• **Text segment**
— Begin —

The red-cockaded woodpecker, northern bobwhite, American woodcock, reptiles and amphibians, deer, turkeys, and other grass-forb associated birds were among the long list of species said to benefit from prescribed fire as a habitat improvement practice. 

When planning a prescribed burn with wildlife in mind, remember that not all fuel is created equal. Southern pine trees for instance, typically have thicker, better insulating bark than their hardwood counterparts, which protects them from the heat of the fire. This means that prescribed fire can be very effective at eliminating smaller competing hardwoods.

Having said that, hardwood litter must be much dryer than pine needles in order to carry a fire. Of course there are exceptions to every rule, for instance the Bur Oak, which evolved in the Prairie systems and developed an insulating bark. For this reason it's best to research the tree species unique to your property before planning a burn. 

Tips for Conducting a Prescribed Burn:

  • There are two seasons for burning. In dormant season (winter) much of a small tree’s nutrients are below ground, so protected from heat. Growing season fires have more impact on small trees that are leafed out, but may consume ground nesting bird nests. Flame height and the duration flame is in contact with fuel and trees is the main determinant of impact.
  • Be sure you have good firebreaks. Use natural features such as streams or roads when possible, or remove ground litter to exposed soil.
  • Back fires backing into the wind are usually set first. Be sure you get enough consumed fuel and black line to keep the headfire set later from jumping the firebreak.
  • Recommended relative humidity is usually between 30-60%. Humidity is usually highest about daybreak and lowest mid afternoon.
  • Modest wind, about 4-12 mph, can move the fire without excessive hazard.
  • Tools you will need include: a sprayer (capable of 125 pounds-per-square-inch pressure and at least an output of 6 gallons of water per minute,) a drip torch for ignition, a fire rake, flaps, a leaf blower, and a tractor or bulldozer capable of making firebreaks is a nice backup.

— End —

• **Required work**
1) Answer these questions using the passage on prescribed burning.
(a) What range of relative humidity is usually recommended for a burn?
(b) Which tree species is named as an exception that developed an insulating bark?
(c) Which fires are usually set first?
2) List every tool that the passage on prescribed burning names for conducting a burn.
3) Carry the passage on prescribed burning forward from its final line.

• **Source excerpt**

— Begin —

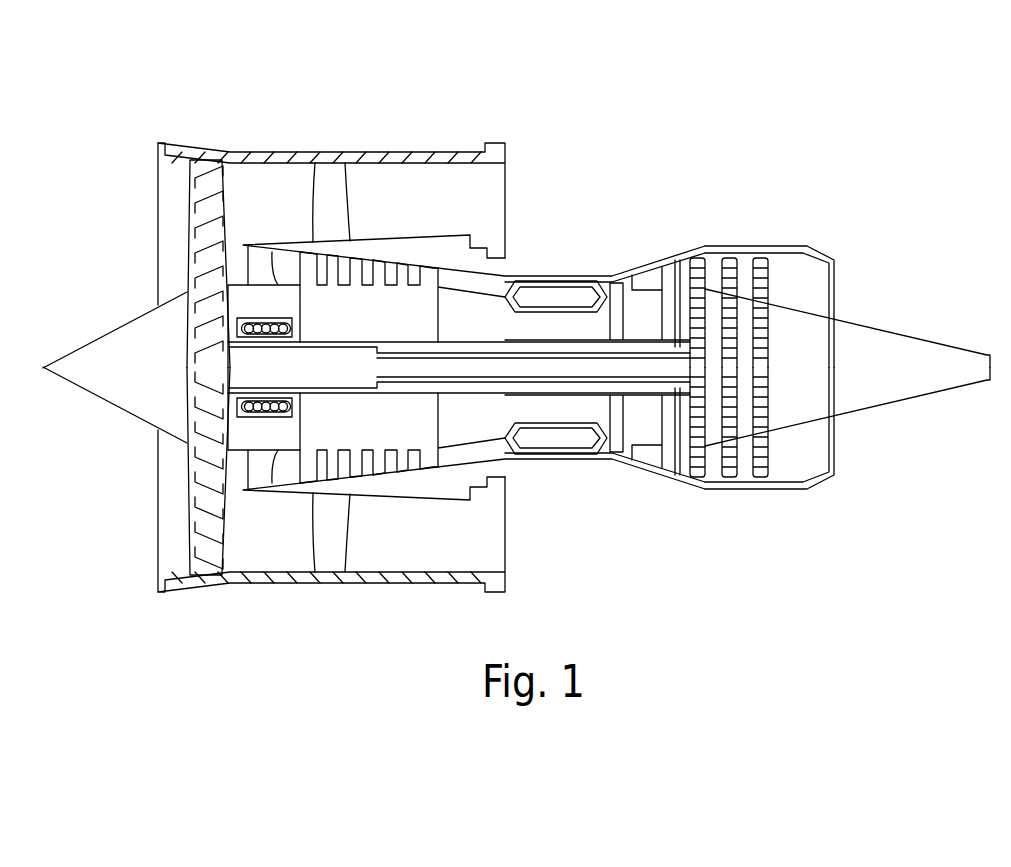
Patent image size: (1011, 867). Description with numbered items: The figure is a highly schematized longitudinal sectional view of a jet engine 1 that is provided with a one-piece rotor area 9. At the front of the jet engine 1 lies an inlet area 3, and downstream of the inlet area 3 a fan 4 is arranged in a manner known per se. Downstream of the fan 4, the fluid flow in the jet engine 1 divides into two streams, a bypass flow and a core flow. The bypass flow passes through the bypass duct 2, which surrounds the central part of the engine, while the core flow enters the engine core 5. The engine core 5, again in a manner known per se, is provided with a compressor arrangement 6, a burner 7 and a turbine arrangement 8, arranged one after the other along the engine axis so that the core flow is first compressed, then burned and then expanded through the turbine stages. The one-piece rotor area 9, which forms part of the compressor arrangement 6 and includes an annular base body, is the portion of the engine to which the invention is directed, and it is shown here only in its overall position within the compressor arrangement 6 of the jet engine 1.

— End —

• **Results for each task**
1)
(a) Usually between 30% and 60%.
(b) The Bur Oak.
(c) Back fires that back into the wind.

2)
- A sprayer capable of 125 pounds-per-square-inch pressure and an output of at least 6 gallons of water per minute
- A drip torch for ignition
- A fire rake
- Flaps
- A leaf blower
- A tractor or bulldozer capable of making firebreaks, as a backup

3)
  • Wear nomex or natural materials, like cotton or wool, and leather boots and gloves, because synthetic materials can melt onto your skin and cause burns if they catch fire. It also pays to wear eye goggles, face masks, and hard hats.

The best tip we can give is to do your research and be careful. Find out what permits are required in your state, and get professional help if you are new to prescribed burning. Many local forestry agencies offer Learn & Burn events where landowners can get first hand experience with prescribed fire before doing it themselves.

 
shutterstock_1357370333
St. Marks National Wildlife Refuge firefighters executing a prescribed burn in Florida.

 

Additional Resources

Below is a list of resources to get you started on understanding and planning a prescribed burn in your region:

Planning & implementing a prescribed burn (Downloadable Guide from Iowa State University)

Planning & performing a prescribed burn (Video series from Iowa State University)

Personal Protective Equipment Overview (North Carolina State University eFire interactive site)

The Benefits of Prescribed Burning on Private Land, (Guide from the Minnesota Department of Natural Resources)

Using Fire to Improve Wildlife Habitat (Guide from the North Carolina Cooperative Extension Service)

Association for Fire Ecology (Improves the knowledge and use of fire in land management through science and education)

National Interagency Prescribed Fire Training Center (Their program blends field prescribed burning experience with curriculum of classroom instruction)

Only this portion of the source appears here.